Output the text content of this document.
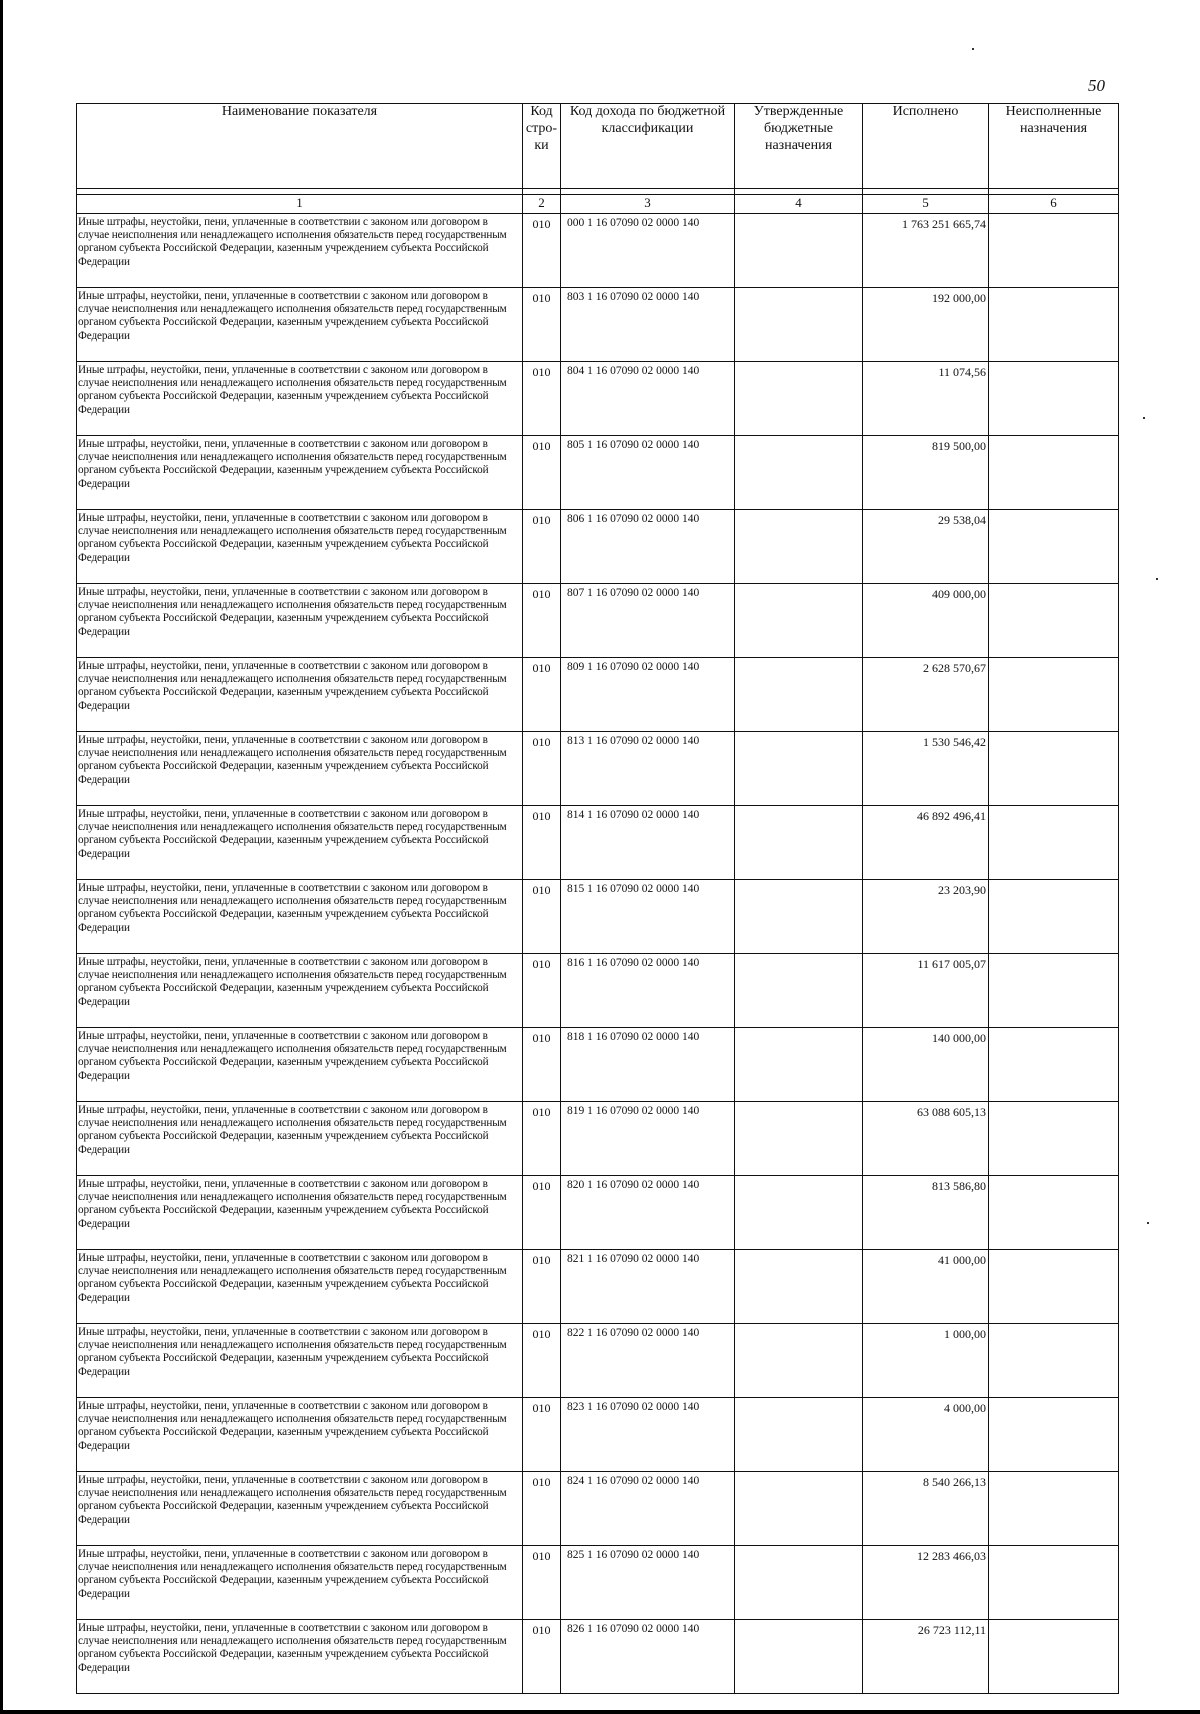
50
Наименование показателя	Код стро- ки	Код дохода по бюджетной классификации	Утвержденные бюджетные назначения	Исполнено	Неисполненные назначения

1	2	3	4	5	6
Иные штрафы, неустойки, пени, уплаченные в соответствии с законом или договором в случае неисполнения или ненадлежащего исполнения обязательств перед государственным органом субъекта Российской Федерации, казенным учреждением субъекта Российской Федерации	010	000 1 16 07090 02 0000 140		1 763 251 665,74	
Иные штрафы, неустойки, пени, уплаченные в соответствии с законом или договором в случае неисполнения или ненадлежащего исполнения обязательств перед государственным органом субъекта Российской Федерации, казенным учреждением субъекта Российской Федерации	010	803 1 16 07090 02 0000 140		192 000,00	
Иные штрафы, неустойки, пени, уплаченные в соответствии с законом или договором в случае неисполнения или ненадлежащего исполнения обязательств перед государственным органом субъекта Российской Федерации, казенным учреждением субъекта Российской Федерации	010	804 1 16 07090 02 0000 140		11 074,56	
Иные штрафы, неустойки, пени, уплаченные в соответствии с законом или договором в случае неисполнения или ненадлежащего исполнения обязательств перед государственным органом субъекта Российской Федерации, казенным учреждением субъекта Российской Федерации	010	805 1 16 07090 02 0000 140		819 500,00	
Иные штрафы, неустойки, пени, уплаченные в соответствии с законом или договором в случае неисполнения или ненадлежащего исполнения обязательств перед государственным органом субъекта Российской Федерации, казенным учреждением субъекта Российской Федерации	010	806 1 16 07090 02 0000 140		29 538,04	
Иные штрафы, неустойки, пени, уплаченные в соответствии с законом или договором в случае неисполнения или ненадлежащего исполнения обязательств перед государственным органом субъекта Российской Федерации, казенным учреждением субъекта Российской Федерации	010	807 1 16 07090 02 0000 140		409 000,00	
Иные штрафы, неустойки, пени, уплаченные в соответствии с законом или договором в случае неисполнения или ненадлежащего исполнения обязательств перед государственным органом субъекта Российской Федерации, казенным учреждением субъекта Российской Федерации	010	809 1 16 07090 02 0000 140		2 628 570,67	
Иные штрафы, неустойки, пени, уплаченные в соответствии с законом или договором в случае неисполнения или ненадлежащего исполнения обязательств перед государственным органом субъекта Российской Федерации, казенным учреждением субъекта Российской Федерации	010	813 1 16 07090 02 0000 140		1 530 546,42	
Иные штрафы, неустойки, пени, уплаченные в соответствии с законом или договором в случае неисполнения или ненадлежащего исполнения обязательств перед государственным органом субъекта Российской Федерации, казенным учреждением субъекта Российской Федерации	010	814 1 16 07090 02 0000 140		46 892 496,41	
Иные штрафы, неустойки, пени, уплаченные в соответствии с законом или договором в случае неисполнения или ненадлежащего исполнения обязательств перед государственным органом субъекта Российской Федерации, казенным учреждением субъекта Российской Федерации	010	815 1 16 07090 02 0000 140		23 203,90	
Иные штрафы, неустойки, пени, уплаченные в соответствии с законом или договором в случае неисполнения или ненадлежащего исполнения обязательств перед государственным органом субъекта Российской Федерации, казенным учреждением субъекта Российской Федерации	010	816 1 16 07090 02 0000 140		11 617 005,07	
Иные штрафы, неустойки, пени, уплаченные в соответствии с законом или договором в случае неисполнения или ненадлежащего исполнения обязательств перед государственным органом субъекта Российской Федерации, казенным учреждением субъекта Российской Федерации	010	818 1 16 07090 02 0000 140		140 000,00	
Иные штрафы, неустойки, пени, уплаченные в соответствии с законом или договором в случае неисполнения или ненадлежащего исполнения обязательств перед государственным органом субъекта Российской Федерации, казенным учреждением субъекта Российской Федерации	010	819 1 16 07090 02 0000 140		63 088 605,13	
Иные штрафы, неустойки, пени, уплаченные в соответствии с законом или договором в случае неисполнения или ненадлежащего исполнения обязательств перед государственным органом субъекта Российской Федерации, казенным учреждением субъекта Российской Федерации	010	820 1 16 07090 02 0000 140		813 586,80	
Иные штрафы, неустойки, пени, уплаченные в соответствии с законом или договором в случае неисполнения или ненадлежащего исполнения обязательств перед государственным органом субъекта Российской Федерации, казенным учреждением субъекта Российской Федерации	010	821 1 16 07090 02 0000 140		41 000,00	
Иные штрафы, неустойки, пени, уплаченные в соответствии с законом или договором в случае неисполнения или ненадлежащего исполнения обязательств перед государственным органом субъекта Российской Федерации, казенным учреждением субъекта Российской Федерации	010	822 1 16 07090 02 0000 140		1 000,00	
Иные штрафы, неустойки, пени, уплаченные в соответствии с законом или договором в случае неисполнения или ненадлежащего исполнения обязательств перед государственным органом субъекта Российской Федерации, казенным учреждением субъекта Российской Федерации	010	823 1 16 07090 02 0000 140		4 000,00	
Иные штрафы, неустойки, пени, уплаченные в соответствии с законом или договором в случае неисполнения или ненадлежащего исполнения обязательств перед государственным органом субъекта Российской Федерации, казенным учреждением субъекта Российской Федерации	010	824 1 16 07090 02 0000 140		8 540 266,13	
Иные штрафы, неустойки, пени, уплаченные в соответствии с законом или договором в случае неисполнения или ненадлежащего исполнения обязательств перед государственным органом субъекта Российской Федерации, казенным учреждением субъекта Российской Федерации	010	825 1 16 07090 02 0000 140		12 283 466,03	
Иные штрафы, неустойки, пени, уплаченные в соответствии с законом или договором в случае неисполнения или ненадлежащего исполнения обязательств перед государственным органом субъекта Российской Федерации, казенным учреждением субъекта Российской Федерации	010	826 1 16 07090 02 0000 140		26 723 112,11	
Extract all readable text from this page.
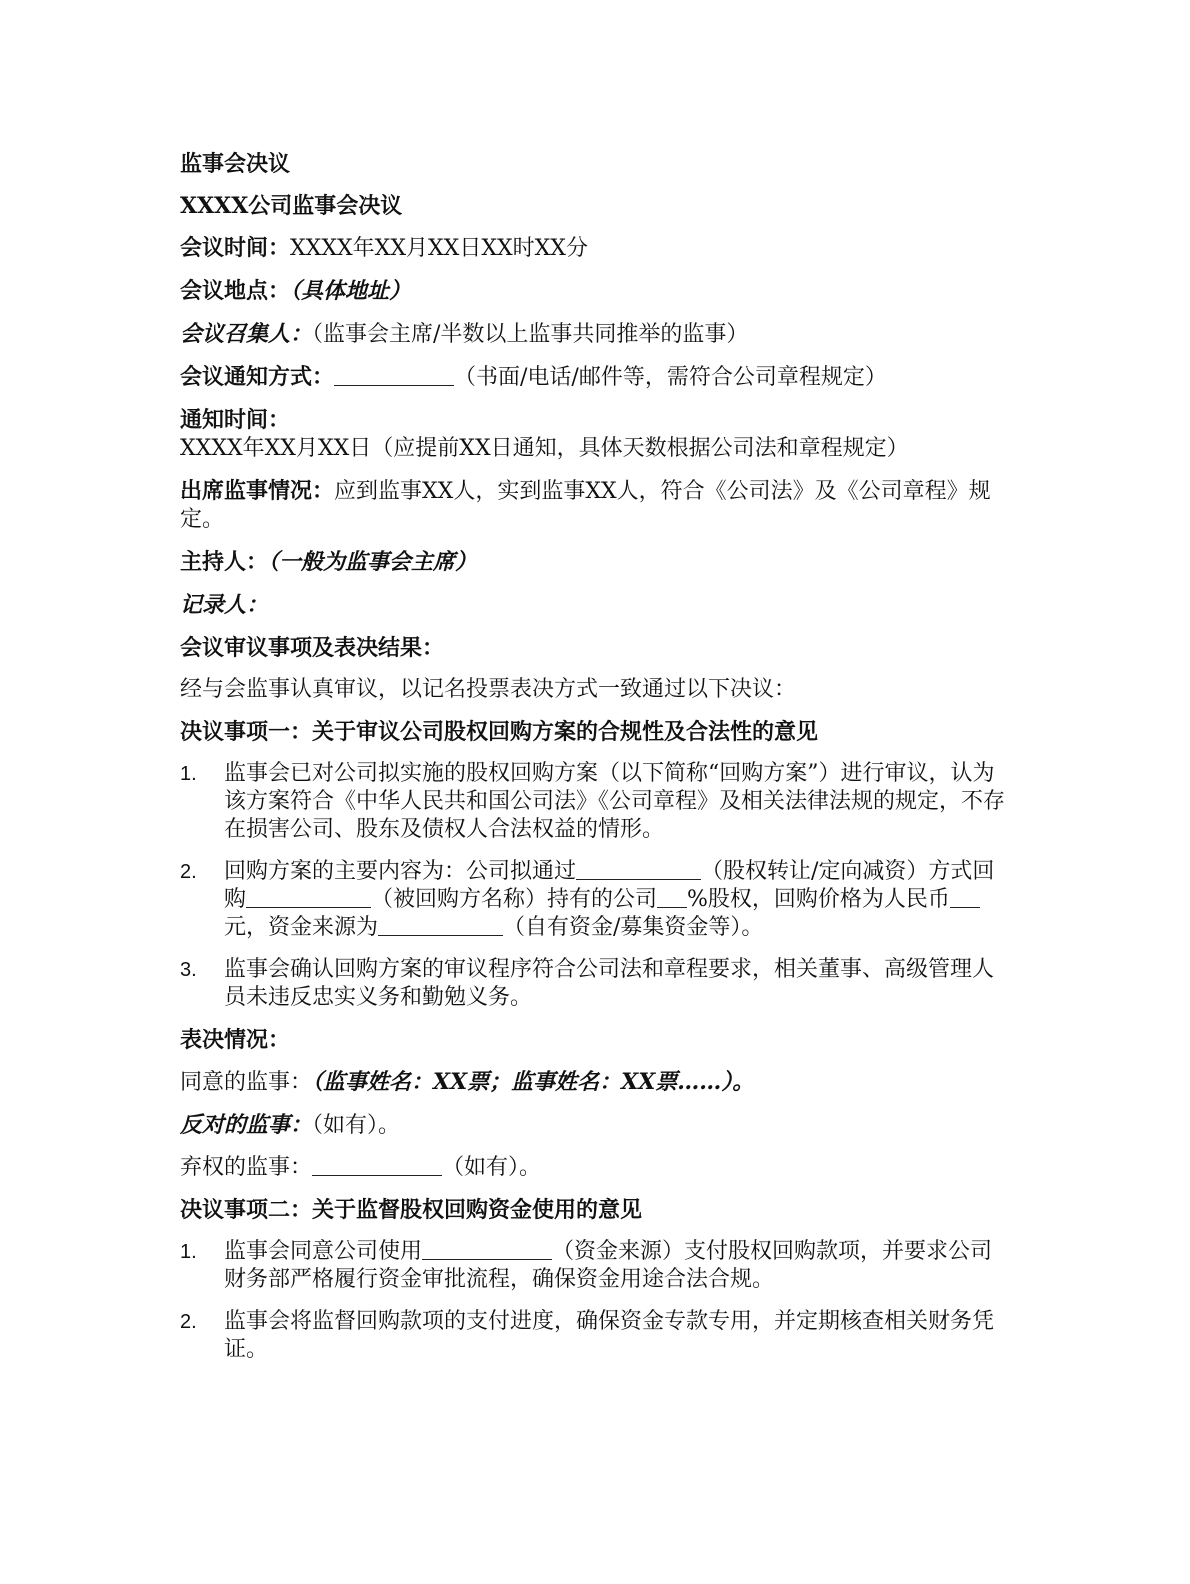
监事会决议

XXXX公司监事会决议

会议时间：XXXX年XX月XX日XX时XX分

会议地点：（具体地址）

会议召集人：（监事会主席/半数以上监事共同推举的监事）

会议通知方式：	（书面/电话/邮件等，需符合公司章程规定）

通知时间：XXXX年XX月XX日（应提前XX日通知，具体天数根据公司法和章程规定）

出席监事情况：应到监事XX人，实到监事XX人，符合《公司法》及《公司章程》规定。

主持人：（一般为监事会主席）

记录人：

会议审议事项及表决结果：

经与会监事认真审议，以记名投票表决方式一致通过以下决议：

决议事项一：关于审议公司股权回购方案的合规性及合法性的意见

1.	监事会已对公司拟实施的股权回购方案（以下简称“回购方案”）进行审议，认为该方案符合《中华人民共和国公司法》《公司章程》及相关法律法规的规定，不存在损害公司、股东及债权人合法权益的情形。
2.	回购方案的主要内容为：公司拟通过	（股权转让/定向减资）方式回购	（被回购方名称）持有的公司 %股权，回购价格为人民币元，资金来源为	（自有资金/募集资金等）。
3.	监事会确认回购方案的审议程序符合公司法和章程要求，相关董事、高级管理人员未违反忠实义务和勤勉义务。

表决情况：

同意的监事：（监事姓名：XX票；监事姓名：XX票……）。

反对的监事：（如有）。

弃权的监事：	（如有）。

决议事项二：关于监督股权回购资金使用的意见

1.	监事会同意公司使用	（资金来源）支付股权回购款项，并要求公司财务部严格履行资金审批流程，确保资金用途合法合规。
2.	监事会将监督回购款项的支付进度，确保资金专款专用，并定期核查相关财务凭证。
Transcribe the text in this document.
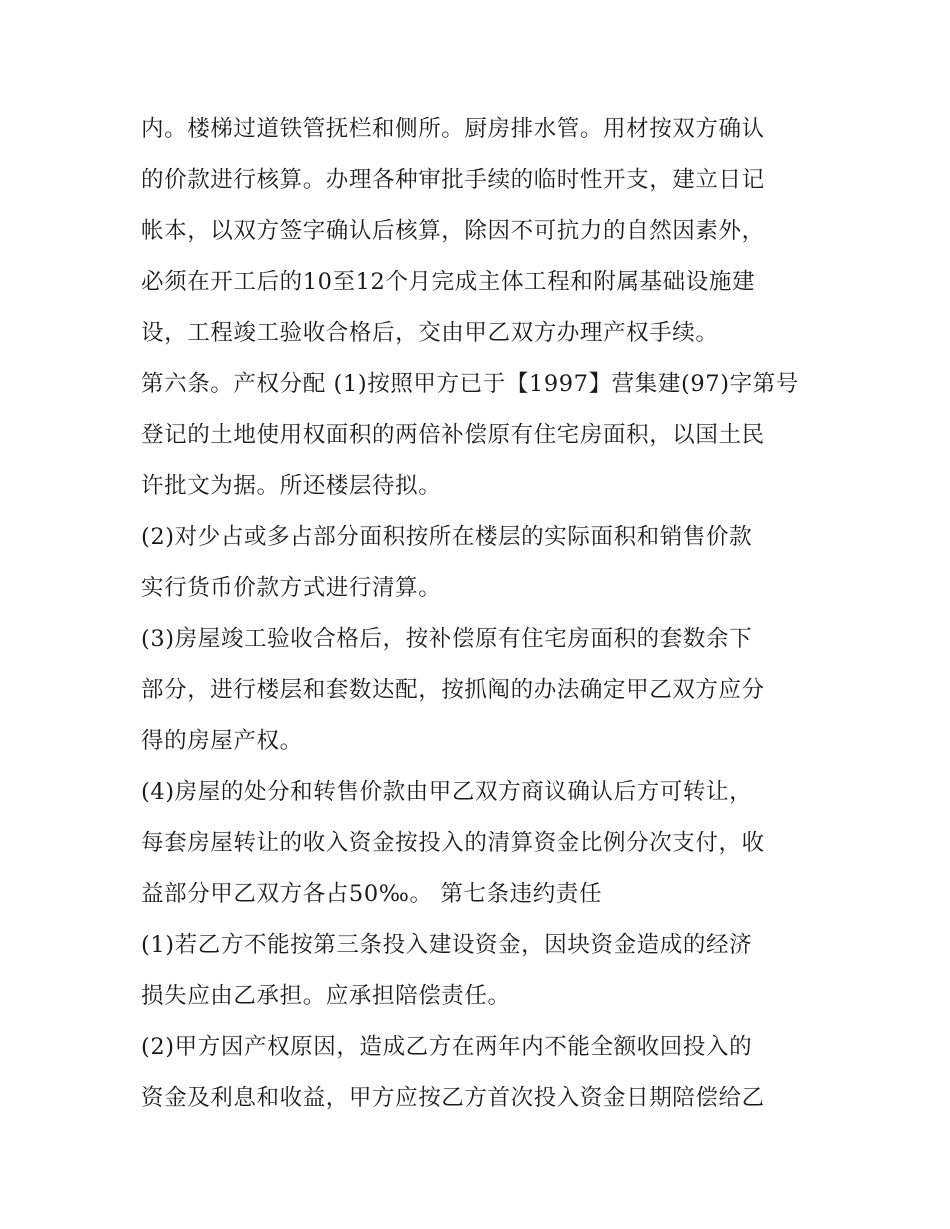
内。楼梯过道铁管抚栏和侧所。厨房排水管。用材按双方确认
的价款进行核算。办理各种审批手续的临时性开支，建立日记
帐本，以双方签字确认后核算，除因不可抗力的自然因素外，
必须在开工后的10至12个月完成主体工程和附属基础设施建
设，工程竣工验收合格后，交由甲乙双方办理产权手续。
第六条。产权分配 (1)按照甲方已于【1997】营集建(97)字第号
登记的土地使用权面积的两倍补偿原有住宅房面积，以国土民
许批文为据。所还楼层待拟。
(2)对少占或多占部分面积按所在楼层的实际面积和销售价款
实行货币价款方式进行清算。
(3)房屋竣工验收合格后，按补偿原有住宅房面积的套数余下
部分，进行楼层和套数达配，按抓阄的办法确定甲乙双方应分
得的房屋产权。
(4)房屋的处分和转售价款由甲乙双方商议确认后方可转让，
每套房屋转让的收入资金按投入的清算资金比例分次支付，收
益部分甲乙双方各占50‰。 第七条违约责任
(1)若乙方不能按第三条投入建设资金，因块资金造成的经济
损失应由乙承担。应承担陪偿责任。
(2)甲方因产权原因，造成乙方在两年内不能全额收回投入的
资金及利息和收益，甲方应按乙方首次投入资金日期陪偿给乙
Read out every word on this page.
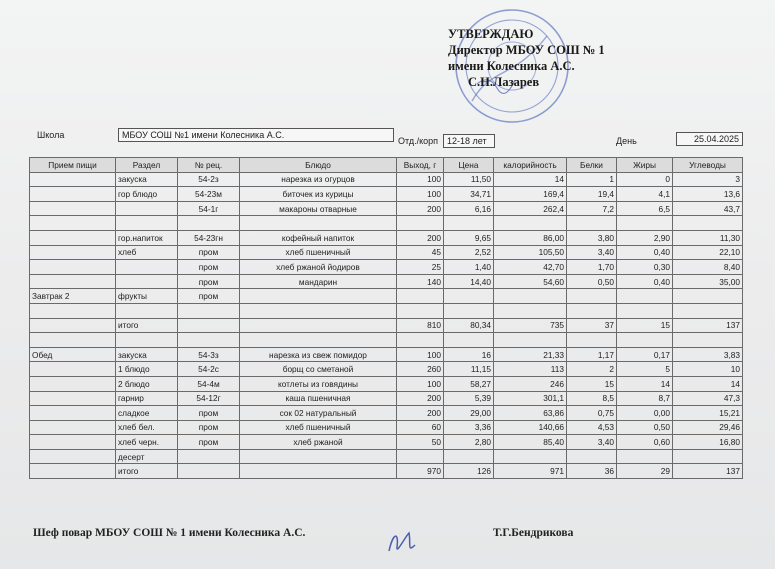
УТВЕРЖДАЮ
Директор МБОУ СОШ № 1
имени Колесника А.С.
С.Н.Лазарев
Школа	МБОУ СОШ №1 имени Колесника А.С.
Отд./корп	12-18 лет	День	25.04.2025
Прием пищи	Раздел	№ рец.	Блюдо	Выход, г	Цена	калорийность	Белки	Жиры	Углеводы
	закуска	54-2з	нарезка из огурцов	100	11,50	14	1	0	3
	гор блюдо	54-23м	биточек из курицы	100	34,71	169,4	19,4	4,1	13,6
		54-1г	макароны отварные	200	6,16	262,4	7,2	6,5	43,7

	гор.напиток	54-23гн	кофейный напиток	200	9,65	86,00	3,80	2,90	11,30
	хлеб	пром	хлеб пшеничный	45	2,52	105,50	3,40	0,40	22,10
		пром	хлеб ржаной йодиров	25	1,40	42,70	1,70	0,30	8,40
		пром	мандарин	140	14,40	54,60	0,50	0,40	35,00
Завтрак 2	фрукты	пром							

	итого			810	80,34	735	37	15	137

Обед	закуска	54-3з	нарезка из свеж помидор	100	16	21,33	1,17	0,17	3,83
	1 блюдо	54-2с	борщ со сметаной	260	11,15	113	2	5	10
	2 блюдо	54-4м	котлеты из говядины	100	58,27	246	15	14	14
	гарнир	54-12г	каша пшеничная	200	5,39	301,1	8,5	8,7	47,3
	сладкое	пром	сок 02 натуральный	200	29,00	63,86	0,75	0,00	15,21
	хлеб бел.	пром	хлеб пшеничный	60	3,36	140,66	4,53	0,50	29,46
	хлеб черн.	пром	хлеб ржаной	50	2,80	85,40	3,40	0,60	16,80
	десерт								
	итого			970	126	971	36	29	137
Шеф повар МБОУ СОШ № 1 имени Колесника А.С.	Т.Г.Бендрикова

○ ○ ○ ○

Write out an exact copy of the lines beginning at the line that contains "Read out every word on this page." and ending at the last line of the listing. Exclude pictures.

Read out every word on this page.
УТВЕРЖДАЮ
Директор МБОУ СОШ № 1
имени Колесника А.С.
С.Н.Лазарев
Школа	МБОУ СОШ №1 имени Колесника А.С.
Отд./корп	12-18 лет	День	25.04.2025
Прием пищи	Раздел	№ рец.	Блюдо	Выход, г	Цена	калорийность	Белки	Жиры	Углеводы
	закуска	54-2з	нарезка из огурцов	100	11,50	14	1	0	3
	гор блюдо	54-23м	биточек из курицы	100	34,71	169,4	19,4	4,1	13,6
		54-1г	макароны отварные	200	6,16	262,4	7,2	6,5	43,7

	гор.напиток	54-23гн	кофейный напиток	200	9,65	86,00	3,80	2,90	11,30
	хлеб	пром	хлеб пшеничный	45	2,52	105,50	3,40	0,40	22,10
		пром	хлеб ржаной йодиров	25	1,40	42,70	1,70	0,30	8,40
		пром	мандарин	140	14,40	54,60	0,50	0,40	35,00
Завтрак 2	фрукты	пром							

	итого			810	80,34	735	37	15	137

Обед	закуска	54-3з	нарезка из свеж помидор	100	16	21,33	1,17	0,17	3,83
	1 блюдо	54-2с	борщ со сметаной	260	11,15	113	2	5	10
	2 блюдо	54-4м	котлеты из говядины	100	58,27	246	15	14	14
	гарнир	54-12г	каша пшеничная	200	5,39	301,1	8,5	8,7	47,3
	сладкое	пром	сок 02 натуральный	200	29,00	63,86	0,75	0,00	15,21
	хлеб бел.	пром	хлеб пшеничный	60	3,36	140,66	4,53	0,50	29,46
	хлеб черн.	пром	хлеб ржаной	50	2,80	85,40	3,40	0,60	16,80
	десерт								
	итого			970	126	971	36	29	137
Шеф повар МБОУ СОШ № 1 имени Колесника А.С.	Т.Г.Бендрикова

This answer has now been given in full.